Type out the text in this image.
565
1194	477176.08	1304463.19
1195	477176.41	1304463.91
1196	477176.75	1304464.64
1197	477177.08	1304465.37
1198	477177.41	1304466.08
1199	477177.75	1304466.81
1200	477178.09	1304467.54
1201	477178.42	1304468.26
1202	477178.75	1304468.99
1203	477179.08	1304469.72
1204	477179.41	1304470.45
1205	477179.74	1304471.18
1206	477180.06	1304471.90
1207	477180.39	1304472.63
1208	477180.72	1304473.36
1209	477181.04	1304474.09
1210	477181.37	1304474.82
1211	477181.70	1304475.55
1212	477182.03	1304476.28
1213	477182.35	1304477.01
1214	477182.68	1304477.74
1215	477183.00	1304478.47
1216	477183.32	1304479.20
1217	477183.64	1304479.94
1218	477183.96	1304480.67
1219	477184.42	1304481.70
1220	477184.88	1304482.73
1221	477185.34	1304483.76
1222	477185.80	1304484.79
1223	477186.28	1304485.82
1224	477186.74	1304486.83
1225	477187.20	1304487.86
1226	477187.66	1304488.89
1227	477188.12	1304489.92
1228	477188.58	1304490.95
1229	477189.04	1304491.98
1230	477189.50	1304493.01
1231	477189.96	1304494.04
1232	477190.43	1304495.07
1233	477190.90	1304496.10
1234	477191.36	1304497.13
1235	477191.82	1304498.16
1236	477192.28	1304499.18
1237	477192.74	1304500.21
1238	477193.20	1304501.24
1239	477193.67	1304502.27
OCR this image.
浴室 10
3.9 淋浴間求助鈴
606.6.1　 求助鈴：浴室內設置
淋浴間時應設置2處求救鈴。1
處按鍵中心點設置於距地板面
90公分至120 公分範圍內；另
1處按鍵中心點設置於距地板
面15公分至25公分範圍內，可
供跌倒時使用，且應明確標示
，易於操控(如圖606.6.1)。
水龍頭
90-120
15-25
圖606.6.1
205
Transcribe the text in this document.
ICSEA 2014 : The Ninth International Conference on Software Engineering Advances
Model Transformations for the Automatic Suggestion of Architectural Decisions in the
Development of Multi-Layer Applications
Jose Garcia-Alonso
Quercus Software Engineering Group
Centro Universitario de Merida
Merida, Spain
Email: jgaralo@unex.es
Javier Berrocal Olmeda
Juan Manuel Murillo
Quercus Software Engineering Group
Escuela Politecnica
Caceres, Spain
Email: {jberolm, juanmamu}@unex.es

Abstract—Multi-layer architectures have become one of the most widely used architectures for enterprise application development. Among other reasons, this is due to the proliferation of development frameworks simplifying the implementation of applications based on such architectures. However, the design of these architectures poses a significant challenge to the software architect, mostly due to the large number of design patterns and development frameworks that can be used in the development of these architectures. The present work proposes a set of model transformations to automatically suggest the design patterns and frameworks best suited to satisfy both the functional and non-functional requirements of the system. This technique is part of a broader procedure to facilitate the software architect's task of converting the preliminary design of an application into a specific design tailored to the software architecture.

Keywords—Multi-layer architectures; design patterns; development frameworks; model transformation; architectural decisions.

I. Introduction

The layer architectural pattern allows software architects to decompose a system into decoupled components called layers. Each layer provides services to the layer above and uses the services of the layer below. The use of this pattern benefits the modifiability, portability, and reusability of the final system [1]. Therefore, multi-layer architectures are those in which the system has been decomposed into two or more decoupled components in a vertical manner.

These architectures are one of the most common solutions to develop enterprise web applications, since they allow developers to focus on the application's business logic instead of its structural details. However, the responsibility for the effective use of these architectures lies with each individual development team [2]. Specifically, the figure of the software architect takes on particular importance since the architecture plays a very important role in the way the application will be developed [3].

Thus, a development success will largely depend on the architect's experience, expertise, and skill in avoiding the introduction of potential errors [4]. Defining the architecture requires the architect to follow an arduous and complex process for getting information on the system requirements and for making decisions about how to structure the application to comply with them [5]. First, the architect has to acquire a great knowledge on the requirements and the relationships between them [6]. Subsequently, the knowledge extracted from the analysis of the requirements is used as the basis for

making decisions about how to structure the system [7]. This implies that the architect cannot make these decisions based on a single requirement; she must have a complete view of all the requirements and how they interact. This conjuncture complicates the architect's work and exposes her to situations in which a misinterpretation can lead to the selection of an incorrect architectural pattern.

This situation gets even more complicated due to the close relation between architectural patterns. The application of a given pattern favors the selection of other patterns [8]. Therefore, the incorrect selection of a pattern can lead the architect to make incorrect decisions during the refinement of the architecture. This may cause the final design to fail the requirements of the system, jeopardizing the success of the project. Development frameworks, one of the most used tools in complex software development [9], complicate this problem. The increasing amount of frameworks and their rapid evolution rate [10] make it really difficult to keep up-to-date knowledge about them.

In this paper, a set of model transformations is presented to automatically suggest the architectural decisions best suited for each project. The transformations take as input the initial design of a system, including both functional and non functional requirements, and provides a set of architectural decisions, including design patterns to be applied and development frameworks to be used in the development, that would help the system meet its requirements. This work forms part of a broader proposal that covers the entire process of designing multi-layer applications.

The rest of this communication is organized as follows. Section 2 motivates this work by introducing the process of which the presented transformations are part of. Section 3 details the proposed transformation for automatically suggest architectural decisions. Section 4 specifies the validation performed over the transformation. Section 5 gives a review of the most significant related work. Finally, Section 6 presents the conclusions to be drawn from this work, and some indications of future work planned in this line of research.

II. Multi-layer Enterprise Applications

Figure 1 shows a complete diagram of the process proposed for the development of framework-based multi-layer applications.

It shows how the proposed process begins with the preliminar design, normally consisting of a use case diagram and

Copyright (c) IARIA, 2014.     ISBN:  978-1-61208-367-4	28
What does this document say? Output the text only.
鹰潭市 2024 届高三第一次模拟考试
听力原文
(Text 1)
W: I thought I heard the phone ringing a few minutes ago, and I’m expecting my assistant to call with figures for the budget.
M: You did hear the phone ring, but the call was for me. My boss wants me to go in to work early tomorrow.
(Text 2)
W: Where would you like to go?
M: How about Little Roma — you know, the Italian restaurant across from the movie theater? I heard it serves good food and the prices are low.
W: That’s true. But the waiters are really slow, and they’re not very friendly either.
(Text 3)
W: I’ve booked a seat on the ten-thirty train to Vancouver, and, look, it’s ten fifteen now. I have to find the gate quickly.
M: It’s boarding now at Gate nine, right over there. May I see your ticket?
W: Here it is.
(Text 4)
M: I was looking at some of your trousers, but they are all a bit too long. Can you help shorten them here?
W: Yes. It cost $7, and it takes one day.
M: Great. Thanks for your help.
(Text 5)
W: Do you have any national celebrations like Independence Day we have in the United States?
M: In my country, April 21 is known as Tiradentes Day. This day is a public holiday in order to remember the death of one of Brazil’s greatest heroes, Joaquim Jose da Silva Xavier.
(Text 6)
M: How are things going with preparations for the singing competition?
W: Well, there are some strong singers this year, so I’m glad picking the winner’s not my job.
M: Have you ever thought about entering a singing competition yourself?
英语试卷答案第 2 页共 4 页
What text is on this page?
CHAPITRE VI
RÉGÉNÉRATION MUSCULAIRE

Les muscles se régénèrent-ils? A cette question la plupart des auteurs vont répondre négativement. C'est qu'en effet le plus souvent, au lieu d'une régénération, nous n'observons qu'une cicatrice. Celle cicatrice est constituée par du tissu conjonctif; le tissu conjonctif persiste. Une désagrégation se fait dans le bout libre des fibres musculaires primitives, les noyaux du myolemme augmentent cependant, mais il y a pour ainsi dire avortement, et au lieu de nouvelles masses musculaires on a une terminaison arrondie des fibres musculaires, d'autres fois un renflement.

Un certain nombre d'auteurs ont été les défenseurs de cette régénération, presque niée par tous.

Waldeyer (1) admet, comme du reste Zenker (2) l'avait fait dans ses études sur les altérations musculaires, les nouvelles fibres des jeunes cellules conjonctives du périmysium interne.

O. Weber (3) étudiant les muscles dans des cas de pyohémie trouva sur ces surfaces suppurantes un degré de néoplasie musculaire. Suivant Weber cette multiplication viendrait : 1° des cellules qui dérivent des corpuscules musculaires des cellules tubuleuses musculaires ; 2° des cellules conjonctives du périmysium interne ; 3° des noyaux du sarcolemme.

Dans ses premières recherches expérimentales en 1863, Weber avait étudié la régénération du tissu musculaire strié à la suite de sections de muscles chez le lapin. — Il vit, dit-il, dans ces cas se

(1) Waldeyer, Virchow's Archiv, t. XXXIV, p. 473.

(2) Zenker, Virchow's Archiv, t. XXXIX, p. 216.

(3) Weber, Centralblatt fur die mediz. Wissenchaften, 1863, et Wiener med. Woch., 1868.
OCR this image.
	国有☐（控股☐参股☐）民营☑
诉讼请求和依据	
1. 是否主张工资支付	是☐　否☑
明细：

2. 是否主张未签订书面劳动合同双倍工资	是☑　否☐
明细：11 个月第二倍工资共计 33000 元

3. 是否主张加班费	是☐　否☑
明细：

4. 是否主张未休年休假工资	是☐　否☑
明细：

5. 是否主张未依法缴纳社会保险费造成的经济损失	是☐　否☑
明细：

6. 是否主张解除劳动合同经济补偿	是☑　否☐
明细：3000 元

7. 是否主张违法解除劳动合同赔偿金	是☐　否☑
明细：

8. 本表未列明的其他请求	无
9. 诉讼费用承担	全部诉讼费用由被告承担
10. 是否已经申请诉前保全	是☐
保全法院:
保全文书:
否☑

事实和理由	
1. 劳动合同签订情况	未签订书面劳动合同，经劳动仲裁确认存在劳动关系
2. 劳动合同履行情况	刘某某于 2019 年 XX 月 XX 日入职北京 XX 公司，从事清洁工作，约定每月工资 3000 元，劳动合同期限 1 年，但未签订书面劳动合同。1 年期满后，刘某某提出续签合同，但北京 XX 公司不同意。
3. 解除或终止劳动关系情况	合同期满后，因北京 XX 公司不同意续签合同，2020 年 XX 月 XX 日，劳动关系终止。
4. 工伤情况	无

§

**TASK TO COMPLETE:**
Every line that holds the word "singing" should be extracted.

**WRITTEN ANSWER:**
M: How are things going with preparations for the singing competition?
M: Have you ever thought about entering a singing competition yourself?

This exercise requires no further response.